**EXTRACTED MATERIAL**
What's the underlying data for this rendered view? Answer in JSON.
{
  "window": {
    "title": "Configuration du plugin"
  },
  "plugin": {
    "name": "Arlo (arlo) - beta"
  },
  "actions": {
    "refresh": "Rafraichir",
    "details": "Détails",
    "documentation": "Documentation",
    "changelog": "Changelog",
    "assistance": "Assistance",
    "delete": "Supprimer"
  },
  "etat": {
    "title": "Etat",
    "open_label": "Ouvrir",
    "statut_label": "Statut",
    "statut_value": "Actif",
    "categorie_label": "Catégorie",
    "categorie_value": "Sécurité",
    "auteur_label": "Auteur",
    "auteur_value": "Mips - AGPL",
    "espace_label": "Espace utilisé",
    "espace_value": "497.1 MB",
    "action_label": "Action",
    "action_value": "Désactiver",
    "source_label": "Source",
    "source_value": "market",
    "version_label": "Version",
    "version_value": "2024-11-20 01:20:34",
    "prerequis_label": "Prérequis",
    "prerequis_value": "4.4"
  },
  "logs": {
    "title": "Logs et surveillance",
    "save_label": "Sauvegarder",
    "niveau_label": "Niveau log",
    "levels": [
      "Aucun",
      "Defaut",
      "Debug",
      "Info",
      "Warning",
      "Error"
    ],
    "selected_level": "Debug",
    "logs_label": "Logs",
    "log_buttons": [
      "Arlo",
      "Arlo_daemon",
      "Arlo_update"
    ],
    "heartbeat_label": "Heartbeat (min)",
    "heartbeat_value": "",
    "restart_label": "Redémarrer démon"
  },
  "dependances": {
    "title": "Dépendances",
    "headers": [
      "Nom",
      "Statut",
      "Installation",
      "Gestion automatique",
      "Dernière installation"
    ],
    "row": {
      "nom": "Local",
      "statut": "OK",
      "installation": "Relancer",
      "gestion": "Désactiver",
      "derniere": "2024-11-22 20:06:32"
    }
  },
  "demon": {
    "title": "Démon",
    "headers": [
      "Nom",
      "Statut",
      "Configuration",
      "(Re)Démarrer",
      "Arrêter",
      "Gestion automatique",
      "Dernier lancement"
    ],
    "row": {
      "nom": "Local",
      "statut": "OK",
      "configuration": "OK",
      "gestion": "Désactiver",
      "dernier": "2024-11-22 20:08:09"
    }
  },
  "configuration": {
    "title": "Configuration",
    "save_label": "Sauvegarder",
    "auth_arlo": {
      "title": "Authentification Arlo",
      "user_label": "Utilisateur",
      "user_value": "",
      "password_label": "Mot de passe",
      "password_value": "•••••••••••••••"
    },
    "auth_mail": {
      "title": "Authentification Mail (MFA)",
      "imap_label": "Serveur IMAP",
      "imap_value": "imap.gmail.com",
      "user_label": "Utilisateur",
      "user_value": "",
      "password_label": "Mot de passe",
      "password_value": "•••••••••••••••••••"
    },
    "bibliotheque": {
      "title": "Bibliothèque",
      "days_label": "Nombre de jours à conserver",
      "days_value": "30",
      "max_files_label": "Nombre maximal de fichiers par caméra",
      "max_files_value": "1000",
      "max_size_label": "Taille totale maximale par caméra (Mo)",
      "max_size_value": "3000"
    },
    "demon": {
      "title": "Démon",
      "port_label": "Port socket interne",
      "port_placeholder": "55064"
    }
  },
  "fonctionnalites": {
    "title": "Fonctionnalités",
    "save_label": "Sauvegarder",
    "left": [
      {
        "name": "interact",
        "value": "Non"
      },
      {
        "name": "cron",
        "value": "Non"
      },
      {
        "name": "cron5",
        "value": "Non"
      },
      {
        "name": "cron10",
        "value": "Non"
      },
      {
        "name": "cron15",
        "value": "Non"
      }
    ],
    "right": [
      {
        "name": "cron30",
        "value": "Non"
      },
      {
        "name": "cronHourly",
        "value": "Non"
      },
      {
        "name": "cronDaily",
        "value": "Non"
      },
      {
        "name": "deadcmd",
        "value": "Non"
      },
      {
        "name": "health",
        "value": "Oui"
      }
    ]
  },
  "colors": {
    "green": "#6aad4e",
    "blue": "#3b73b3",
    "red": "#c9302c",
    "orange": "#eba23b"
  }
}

**WRITTEN PROBLEM**
Write out all the records above again, exactly as they stand.

**TASK OUTPUT**
What's the underlying data for this rendered view? Answer in JSON.
{
  "window": {
    "title": "Configuration du plugin"
  },
  "plugin": {
    "name": "Arlo (arlo) - beta"
  },
  "actions": {
    "refresh": "Rafraichir",
    "details": "Détails",
    "documentation": "Documentation",
    "changelog": "Changelog",
    "assistance": "Assistance",
    "delete": "Supprimer"
  },
  "etat": {
    "title": "Etat",
    "open_label": "Ouvrir",
    "statut_label": "Statut",
    "statut_value": "Actif",
    "categorie_label": "Catégorie",
    "categorie_value": "Sécurité",
    "auteur_label": "Auteur",
    "auteur_value": "Mips - AGPL",
    "espace_label": "Espace utilisé",
    "espace_value": "497.1 MB",
    "action_label": "Action",
    "action_value": "Désactiver",
    "source_label": "Source",
    "source_value": "market",
    "version_label": "Version",
    "version_value": "2024-11-20 01:20:34",
    "prerequis_label": "Prérequis",
    "prerequis_value": "4.4"
  },
  "logs": {
    "title": "Logs et surveillance",
    "save_label": "Sauvegarder",
    "niveau_label": "Niveau log",
    "levels": [
      "Aucun",
      "Defaut",
      "Debug",
      "Info",
      "Warning",
      "Error"
    ],
    "selected_level": "Debug",
    "logs_label": "Logs",
    "log_buttons": [
      "Arlo",
      "Arlo_daemon",
      "Arlo_update"
    ],
    "heartbeat_label": "Heartbeat (min)",
    "heartbeat_value": "",
    "restart_label": "Redémarrer démon"
  },
  "dependances": {
    "title": "Dépendances",
    "headers": [
      "Nom",
      "Statut",
      "Installation",
      "Gestion automatique",
      "Dernière installation"
    ],
    "row": {
      "nom": "Local",
      "statut": "OK",
      "installation": "Relancer",
      "gestion": "Désactiver",
      "derniere": "2024-11-22 20:06:32"
    }
  },
  "demon": {
    "title": "Démon",
    "headers": [
      "Nom",
      "Statut",
      "Configuration",
      "(Re)Démarrer",
      "Arrêter",
      "Gestion automatique",
      "Dernier lancement"
    ],
    "row": {
      "nom": "Local",
      "statut": "OK",
      "configuration": "OK",
      "gestion": "Désactiver",
      "dernier": "2024-11-22 20:08:09"
    }
  },
  "configuration": {
    "title": "Configuration",
    "save_label": "Sauvegarder",
    "auth_arlo": {
      "title": "Authentification Arlo",
      "user_label": "Utilisateur",
      "user_value": "",
      "password_label": "Mot de passe",
      "password_value": "•••••••••••••••"
    },
    "auth_mail": {
      "title": "Authentification Mail (MFA)",
      "imap_label": "Serveur IMAP",
      "imap_value": "imap.gmail.com",
      "user_label": "Utilisateur",
      "user_value": "",
      "password_label": "Mot de passe",
      "password_value": "•••••••••••••••••••"
    },
    "bibliotheque": {
      "title": "Bibliothèque",
      "days_label": "Nombre de jours à conserver",
      "days_value": "30",
      "max_files_label": "Nombre maximal de fichiers par caméra",
      "max_files_value": "1000",
      "max_size_label": "Taille totale maximale par caméra (Mo)",
      "max_size_value": "3000"
    },
    "demon": {
      "title": "Démon",
      "port_label": "Port socket interne",
      "port_placeholder": "55064"
    }
  },
  "fonctionnalites": {
    "title": "Fonctionnalités",
    "save_label": "Sauvegarder",
    "left": [
      {
        "name": "interact",
        "value": "Non"
      },
      {
        "name": "cron",
        "value": "Non"
      },
      {
        "name": "cron5",
        "value": "Non"
      },
      {
        "name": "cron10",
        "value": "Non"
      },
      {
        "name": "cron15",
        "value": "Non"
      }
    ],
    "right": [
      {
        "name": "cron30",
        "value": "Non"
      },
      {
        "name": "cronHourly",
        "value": "Non"
      },
      {
        "name": "cronDaily",
        "value": "Non"
      },
      {
        "name": "deadcmd",
        "value": "Non"
      },
      {
        "name": "health",
        "value": "Oui"
      }
    ]
  },
  "colors": {
    "green": "#6aad4e",
    "blue": "#3b73b3",
    "red": "#c9302c",
    "orange": "#eba23b"
  }
}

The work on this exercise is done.